__DIRECTION__. The records below are to be quoted in full; please keep every word exact.

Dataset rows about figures
::::

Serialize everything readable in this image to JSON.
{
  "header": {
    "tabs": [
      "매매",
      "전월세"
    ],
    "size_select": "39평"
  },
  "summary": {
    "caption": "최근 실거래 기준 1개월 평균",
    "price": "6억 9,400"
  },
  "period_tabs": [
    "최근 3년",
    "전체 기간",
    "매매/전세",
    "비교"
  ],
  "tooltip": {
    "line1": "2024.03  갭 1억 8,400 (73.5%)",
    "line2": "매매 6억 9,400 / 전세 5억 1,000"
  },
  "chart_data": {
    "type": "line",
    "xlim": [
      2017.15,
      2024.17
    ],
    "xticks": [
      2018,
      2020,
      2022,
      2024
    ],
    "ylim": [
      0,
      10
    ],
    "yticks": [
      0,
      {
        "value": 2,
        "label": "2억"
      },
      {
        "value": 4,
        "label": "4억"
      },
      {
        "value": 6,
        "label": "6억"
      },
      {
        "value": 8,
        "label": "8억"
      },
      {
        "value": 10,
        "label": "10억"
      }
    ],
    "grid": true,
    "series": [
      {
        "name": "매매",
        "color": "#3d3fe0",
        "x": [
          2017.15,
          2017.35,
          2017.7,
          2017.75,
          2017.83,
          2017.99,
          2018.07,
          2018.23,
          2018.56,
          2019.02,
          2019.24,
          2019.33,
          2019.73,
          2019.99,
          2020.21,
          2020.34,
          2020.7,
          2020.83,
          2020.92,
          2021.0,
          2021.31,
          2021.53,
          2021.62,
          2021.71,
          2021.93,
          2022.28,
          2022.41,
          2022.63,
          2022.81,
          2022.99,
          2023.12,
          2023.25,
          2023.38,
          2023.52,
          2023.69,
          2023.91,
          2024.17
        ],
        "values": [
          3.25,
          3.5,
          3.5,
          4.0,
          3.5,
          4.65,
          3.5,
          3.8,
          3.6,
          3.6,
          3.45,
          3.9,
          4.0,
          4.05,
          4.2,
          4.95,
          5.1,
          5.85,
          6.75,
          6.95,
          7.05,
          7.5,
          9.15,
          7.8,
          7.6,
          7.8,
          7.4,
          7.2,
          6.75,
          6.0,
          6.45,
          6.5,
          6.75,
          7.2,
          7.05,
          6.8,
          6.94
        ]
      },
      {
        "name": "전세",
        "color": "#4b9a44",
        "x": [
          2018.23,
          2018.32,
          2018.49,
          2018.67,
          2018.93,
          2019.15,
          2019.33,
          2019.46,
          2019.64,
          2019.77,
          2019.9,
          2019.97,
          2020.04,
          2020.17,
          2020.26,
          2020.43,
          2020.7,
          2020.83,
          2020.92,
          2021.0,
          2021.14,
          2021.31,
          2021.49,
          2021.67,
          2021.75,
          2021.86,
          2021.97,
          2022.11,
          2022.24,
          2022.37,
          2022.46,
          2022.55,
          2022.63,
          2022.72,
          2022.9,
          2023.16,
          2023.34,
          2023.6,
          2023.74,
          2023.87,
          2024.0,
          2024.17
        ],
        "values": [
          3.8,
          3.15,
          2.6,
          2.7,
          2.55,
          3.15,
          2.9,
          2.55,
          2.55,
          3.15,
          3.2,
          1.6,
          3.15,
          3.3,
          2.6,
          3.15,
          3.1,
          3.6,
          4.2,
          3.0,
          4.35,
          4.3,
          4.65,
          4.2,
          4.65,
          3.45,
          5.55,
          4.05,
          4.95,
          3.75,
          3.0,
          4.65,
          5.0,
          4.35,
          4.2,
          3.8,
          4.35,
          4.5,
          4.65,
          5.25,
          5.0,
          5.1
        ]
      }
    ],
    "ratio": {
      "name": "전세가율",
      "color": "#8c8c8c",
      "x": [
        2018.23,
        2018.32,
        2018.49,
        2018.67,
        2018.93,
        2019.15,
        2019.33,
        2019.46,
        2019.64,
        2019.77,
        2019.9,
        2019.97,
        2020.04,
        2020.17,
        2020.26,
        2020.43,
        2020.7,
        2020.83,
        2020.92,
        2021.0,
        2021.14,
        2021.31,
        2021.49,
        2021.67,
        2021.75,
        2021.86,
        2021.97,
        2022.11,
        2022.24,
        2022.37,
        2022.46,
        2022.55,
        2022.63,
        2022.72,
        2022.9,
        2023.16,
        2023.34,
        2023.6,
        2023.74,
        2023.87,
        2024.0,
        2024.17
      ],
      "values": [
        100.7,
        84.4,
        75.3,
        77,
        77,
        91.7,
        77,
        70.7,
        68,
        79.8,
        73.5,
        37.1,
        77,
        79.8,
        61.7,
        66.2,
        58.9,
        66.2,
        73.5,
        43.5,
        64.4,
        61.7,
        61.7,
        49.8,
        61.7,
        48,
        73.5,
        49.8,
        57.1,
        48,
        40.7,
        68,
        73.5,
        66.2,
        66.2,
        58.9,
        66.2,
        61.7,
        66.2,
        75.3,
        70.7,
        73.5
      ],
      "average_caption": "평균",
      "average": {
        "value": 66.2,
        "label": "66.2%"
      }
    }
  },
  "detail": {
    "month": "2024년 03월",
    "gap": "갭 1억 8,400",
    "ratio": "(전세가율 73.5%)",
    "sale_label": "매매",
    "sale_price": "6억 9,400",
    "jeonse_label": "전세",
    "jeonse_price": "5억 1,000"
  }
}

::::

__THE SOLUTION__.
Serialize everything readable in this image to JSON.
{
  "header": {
    "tabs": [
      "매매",
      "전월세"
    ],
    "size_select": "39평"
  },
  "summary": {
    "caption": "최근 실거래 기준 1개월 평균",
    "price": "6억 9,400"
  },
  "period_tabs": [
    "최근 3년",
    "전체 기간",
    "매매/전세",
    "비교"
  ],
  "tooltip": {
    "line1": "2024.03  갭 1억 8,400 (73.5%)",
    "line2": "매매 6억 9,400 / 전세 5억 1,000"
  },
  "chart_data": {
    "type": "line",
    "xlim": [
      2017.15,
      2024.17
    ],
    "xticks": [
      2018,
      2020,
      2022,
      2024
    ],
    "ylim": [
      0,
      10
    ],
    "yticks": [
      0,
      {
        "value": 2,
        "label": "2억"
      },
      {
        "value": 4,
        "label": "4억"
      },
      {
        "value": 6,
        "label": "6억"
      },
      {
        "value": 8,
        "label": "8억"
      },
      {
        "value": 10,
        "label": "10억"
      }
    ],
    "grid": true,
    "series": [
      {
        "name": "매매",
        "color": "#3d3fe0",
        "x": [
          2017.15,
          2017.35,
          2017.7,
          2017.75,
          2017.83,
          2017.99,
          2018.07,
          2018.23,
          2018.56,
          2019.02,
          2019.24,
          2019.33,
          2019.73,
          2019.99,
          2020.21,
          2020.34,
          2020.7,
          2020.83,
          2020.92,
          2021.0,
          2021.31,
          2021.53,
          2021.62,
          2021.71,
          2021.93,
          2022.28,
          2022.41,
          2022.63,
          2022.81,
          2022.99,
          2023.12,
          2023.25,
          2023.38,
          2023.52,
          2023.69,
          2023.91,
          2024.17
        ],
        "values": [
          3.25,
          3.5,
          3.5,
          4.0,
          3.5,
          4.65,
          3.5,
          3.8,
          3.6,
          3.6,
          3.45,
          3.9,
          4.0,
          4.05,
          4.2,
          4.95,
          5.1,
          5.85,
          6.75,
          6.95,
          7.05,
          7.5,
          9.15,
          7.8,
          7.6,
          7.8,
          7.4,
          7.2,
          6.75,
          6.0,
          6.45,
          6.5,
          6.75,
          7.2,
          7.05,
          6.8,
          6.94
        ]
      },
      {
        "name": "전세",
        "color": "#4b9a44",
        "x": [
          2018.23,
          2018.32,
          2018.49,
          2018.67,
          2018.93,
          2019.15,
          2019.33,
          2019.46,
          2019.64,
          2019.77,
          2019.9,
          2019.97,
          2020.04,
          2020.17,
          2020.26,
          2020.43,
          2020.7,
          2020.83,
          2020.92,
          2021.0,
          2021.14,
          2021.31,
          2021.49,
          2021.67,
          2021.75,
          2021.86,
          2021.97,
          2022.11,
          2022.24,
          2022.37,
          2022.46,
          2022.55,
          2022.63,
          2022.72,
          2022.9,
          2023.16,
          2023.34,
          2023.6,
          2023.74,
          2023.87,
          2024.0,
          2024.17
        ],
        "values": [
          3.8,
          3.15,
          2.6,
          2.7,
          2.55,
          3.15,
          2.9,
          2.55,
          2.55,
          3.15,
          3.2,
          1.6,
          3.15,
          3.3,
          2.6,
          3.15,
          3.1,
          3.6,
          4.2,
          3.0,
          4.35,
          4.3,
          4.65,
          4.2,
          4.65,
          3.45,
          5.55,
          4.05,
          4.95,
          3.75,
          3.0,
          4.65,
          5.0,
          4.35,
          4.2,
          3.8,
          4.35,
          4.5,
          4.65,
          5.25,
          5.0,
          5.1
        ]
      }
    ],
    "ratio": {
      "name": "전세가율",
      "color": "#8c8c8c",
      "x": [
        2018.23,
        2018.32,
        2018.49,
        2018.67,
        2018.93,
        2019.15,
        2019.33,
        2019.46,
        2019.64,
        2019.77,
        2019.9,
        2019.97,
        2020.04,
        2020.17,
        2020.26,
        2020.43,
        2020.7,
        2020.83,
        2020.92,
        2021.0,
        2021.14,
        2021.31,
        2021.49,
        2021.67,
        2021.75,
        2021.86,
        2021.97,
        2022.11,
        2022.24,
        2022.37,
        2022.46,
        2022.55,
        2022.63,
        2022.72,
        2022.9,
        2023.16,
        2023.34,
        2023.6,
        2023.74,
        2023.87,
        2024.0,
        2024.17
      ],
      "values": [
        100.7,
        84.4,
        75.3,
        77,
        77,
        91.7,
        77,
        70.7,
        68,
        79.8,
        73.5,
        37.1,
        77,
        79.8,
        61.7,
        66.2,
        58.9,
        66.2,
        73.5,
        43.5,
        64.4,
        61.7,
        61.7,
        49.8,
        61.7,
        48,
        73.5,
        49.8,
        57.1,
        48,
        40.7,
        68,
        73.5,
        66.2,
        66.2,
        58.9,
        66.2,
        61.7,
        66.2,
        75.3,
        70.7,
        73.5
      ],
      "average_caption": "평균",
      "average": {
        "value": 66.2,
        "label": "66.2%"
      }
    }
  },
  "detail": {
    "month": "2024년 03월",
    "gap": "갭 1억 8,400",
    "ratio": "(전세가율 73.5%)",
    "sale_label": "매매",
    "sale_price": "6억 9,400",
    "jeonse_label": "전세",
    "jeonse_price": "5억 1,000"
  }
}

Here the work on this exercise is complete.